### [WHAT TO PRODUCE]
Retype the listing that follows, exactly as written.

Entries from a dataset
* Start *
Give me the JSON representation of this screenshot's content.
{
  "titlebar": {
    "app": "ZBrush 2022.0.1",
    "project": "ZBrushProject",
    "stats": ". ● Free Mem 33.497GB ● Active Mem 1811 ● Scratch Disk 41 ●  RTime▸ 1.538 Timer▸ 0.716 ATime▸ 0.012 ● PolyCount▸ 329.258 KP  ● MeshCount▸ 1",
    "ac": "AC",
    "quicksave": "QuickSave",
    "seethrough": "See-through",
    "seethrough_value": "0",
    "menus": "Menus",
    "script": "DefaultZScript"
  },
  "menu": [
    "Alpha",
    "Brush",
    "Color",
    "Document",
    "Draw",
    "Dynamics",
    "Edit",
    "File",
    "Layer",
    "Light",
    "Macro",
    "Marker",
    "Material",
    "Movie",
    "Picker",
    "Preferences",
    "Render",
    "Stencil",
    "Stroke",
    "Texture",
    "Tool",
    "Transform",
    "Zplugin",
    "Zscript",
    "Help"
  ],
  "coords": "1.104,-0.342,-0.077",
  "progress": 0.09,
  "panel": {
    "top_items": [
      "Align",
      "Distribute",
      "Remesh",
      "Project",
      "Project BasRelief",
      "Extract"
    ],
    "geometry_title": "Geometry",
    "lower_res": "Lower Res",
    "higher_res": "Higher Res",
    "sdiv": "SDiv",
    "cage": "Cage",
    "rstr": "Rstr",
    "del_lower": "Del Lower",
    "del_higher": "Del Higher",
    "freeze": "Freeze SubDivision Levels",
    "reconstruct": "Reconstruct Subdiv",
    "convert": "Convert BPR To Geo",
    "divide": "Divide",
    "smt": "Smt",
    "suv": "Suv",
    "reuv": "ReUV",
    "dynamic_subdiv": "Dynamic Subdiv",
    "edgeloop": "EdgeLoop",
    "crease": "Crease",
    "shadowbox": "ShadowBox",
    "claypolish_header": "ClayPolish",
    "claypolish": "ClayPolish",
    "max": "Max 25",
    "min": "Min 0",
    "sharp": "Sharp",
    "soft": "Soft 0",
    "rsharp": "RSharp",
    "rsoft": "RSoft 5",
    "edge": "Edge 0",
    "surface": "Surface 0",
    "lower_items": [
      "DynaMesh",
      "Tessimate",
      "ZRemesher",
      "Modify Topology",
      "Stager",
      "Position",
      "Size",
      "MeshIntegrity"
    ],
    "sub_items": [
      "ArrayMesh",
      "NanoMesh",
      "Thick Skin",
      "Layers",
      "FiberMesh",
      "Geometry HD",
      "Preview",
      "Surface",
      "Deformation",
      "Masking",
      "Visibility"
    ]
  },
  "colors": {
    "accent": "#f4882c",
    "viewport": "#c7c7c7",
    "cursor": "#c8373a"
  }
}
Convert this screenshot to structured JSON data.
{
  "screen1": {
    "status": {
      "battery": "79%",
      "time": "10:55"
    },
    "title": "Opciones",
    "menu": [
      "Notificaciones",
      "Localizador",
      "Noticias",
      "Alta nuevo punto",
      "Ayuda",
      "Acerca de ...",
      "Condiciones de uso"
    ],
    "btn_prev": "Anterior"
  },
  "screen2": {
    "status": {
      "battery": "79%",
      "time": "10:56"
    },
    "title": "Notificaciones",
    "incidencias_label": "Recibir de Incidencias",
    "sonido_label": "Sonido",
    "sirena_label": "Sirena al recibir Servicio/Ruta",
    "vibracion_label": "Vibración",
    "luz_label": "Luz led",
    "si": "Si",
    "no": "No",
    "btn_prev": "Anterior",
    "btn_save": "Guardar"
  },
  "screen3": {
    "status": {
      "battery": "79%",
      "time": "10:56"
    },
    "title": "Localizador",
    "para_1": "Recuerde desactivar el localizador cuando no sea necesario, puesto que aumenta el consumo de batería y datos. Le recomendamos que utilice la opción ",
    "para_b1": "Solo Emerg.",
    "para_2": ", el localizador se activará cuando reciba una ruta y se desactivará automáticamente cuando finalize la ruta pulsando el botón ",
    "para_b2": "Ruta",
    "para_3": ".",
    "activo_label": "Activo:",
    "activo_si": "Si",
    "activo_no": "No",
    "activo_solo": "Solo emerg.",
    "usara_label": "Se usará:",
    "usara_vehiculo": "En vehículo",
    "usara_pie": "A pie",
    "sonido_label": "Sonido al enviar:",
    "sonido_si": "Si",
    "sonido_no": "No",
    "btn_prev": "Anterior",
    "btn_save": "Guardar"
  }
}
* End *
### [TASK RESPONSE]
Give me the JSON representation of this screenshot's content.
{
  "titlebar": {
    "app": "ZBrush 2022.0.1",
    "project": "ZBrushProject",
    "stats": ". ● Free Mem 33.497GB ● Active Mem 1811 ● Scratch Disk 41 ●  RTime▸ 1.538 Timer▸ 0.716 ATime▸ 0.012 ● PolyCount▸ 329.258 KP  ● MeshCount▸ 1",
    "ac": "AC",
    "quicksave": "QuickSave",
    "seethrough": "See-through",
    "seethrough_value": "0",
    "menus": "Menus",
    "script": "DefaultZScript"
  },
  "menu": [
    "Alpha",
    "Brush",
    "Color",
    "Document",
    "Draw",
    "Dynamics",
    "Edit",
    "File",
    "Layer",
    "Light",
    "Macro",
    "Marker",
    "Material",
    "Movie",
    "Picker",
    "Preferences",
    "Render",
    "Stencil",
    "Stroke",
    "Texture",
    "Tool",
    "Transform",
    "Zplugin",
    "Zscript",
    "Help"
  ],
  "coords": "1.104,-0.342,-0.077",
  "progress": 0.09,
  "panel": {
    "top_items": [
      "Align",
      "Distribute",
      "Remesh",
      "Project",
      "Project BasRelief",
      "Extract"
    ],
    "geometry_title": "Geometry",
    "lower_res": "Lower Res",
    "higher_res": "Higher Res",
    "sdiv": "SDiv",
    "cage": "Cage",
    "rstr": "Rstr",
    "del_lower": "Del Lower",
    "del_higher": "Del Higher",
    "freeze": "Freeze SubDivision Levels",
    "reconstruct": "Reconstruct Subdiv",
    "convert": "Convert BPR To Geo",
    "divide": "Divide",
    "smt": "Smt",
    "suv": "Suv",
    "reuv": "ReUV",
    "dynamic_subdiv": "Dynamic Subdiv",
    "edgeloop": "EdgeLoop",
    "crease": "Crease",
    "shadowbox": "ShadowBox",
    "claypolish_header": "ClayPolish",
    "claypolish": "ClayPolish",
    "max": "Max 25",
    "min": "Min 0",
    "sharp": "Sharp",
    "soft": "Soft 0",
    "rsharp": "RSharp",
    "rsoft": "RSoft 5",
    "edge": "Edge 0",
    "surface": "Surface 0",
    "lower_items": [
      "DynaMesh",
      "Tessimate",
      "ZRemesher",
      "Modify Topology",
      "Stager",
      "Position",
      "Size",
      "MeshIntegrity"
    ],
    "sub_items": [
      "ArrayMesh",
      "NanoMesh",
      "Thick Skin",
      "Layers",
      "FiberMesh",
      "Geometry HD",
      "Preview",
      "Surface",
      "Deformation",
      "Masking",
      "Visibility"
    ]
  },
  "colors": {
    "accent": "#f4882c",
    "viewport": "#c7c7c7",
    "cursor": "#c8373a"
  }
}
Convert this screenshot to structured JSON data.
{
  "screen1": {
    "status": {
      "battery": "79%",
      "time": "10:55"
    },
    "title": "Opciones",
    "menu": [
      "Notificaciones",
      "Localizador",
      "Noticias",
      "Alta nuevo punto",
      "Ayuda",
      "Acerca de ...",
      "Condiciones de uso"
    ],
    "btn_prev": "Anterior"
  },
  "screen2": {
    "status": {
      "battery": "79%",
      "time": "10:56"
    },
    "title": "Notificaciones",
    "incidencias_label": "Recibir de Incidencias",
    "sonido_label": "Sonido",
    "sirena_label": "Sirena al recibir Servicio/Ruta",
    "vibracion_label": "Vibración",
    "luz_label": "Luz led",
    "si": "Si",
    "no": "No",
    "btn_prev": "Anterior",
    "btn_save": "Guardar"
  },
  "screen3": {
    "status": {
      "battery": "79%",
      "time": "10:56"
    },
    "title": "Localizador",
    "para_1": "Recuerde desactivar el localizador cuando no sea necesario, puesto que aumenta el consumo de batería y datos. Le recomendamos que utilice la opción ",
    "para_b1": "Solo Emerg.",
    "para_2": ", el localizador se activará cuando reciba una ruta y se desactivará automáticamente cuando finalize la ruta pulsando el botón ",
    "para_b2": "Ruta",
    "para_3": ".",
    "activo_label": "Activo:",
    "activo_si": "Si",
    "activo_no": "No",
    "activo_solo": "Solo emerg.",
    "usara_label": "Se usará:",
    "usara_vehiculo": "En vehículo",
    "usara_pie": "A pie",
    "sonido_label": "Sonido al enviar:",
    "sonido_si": "Si",
    "sonido_no": "No",
    "btn_prev": "Anterior",
    "btn_save": "Guardar"
  }
}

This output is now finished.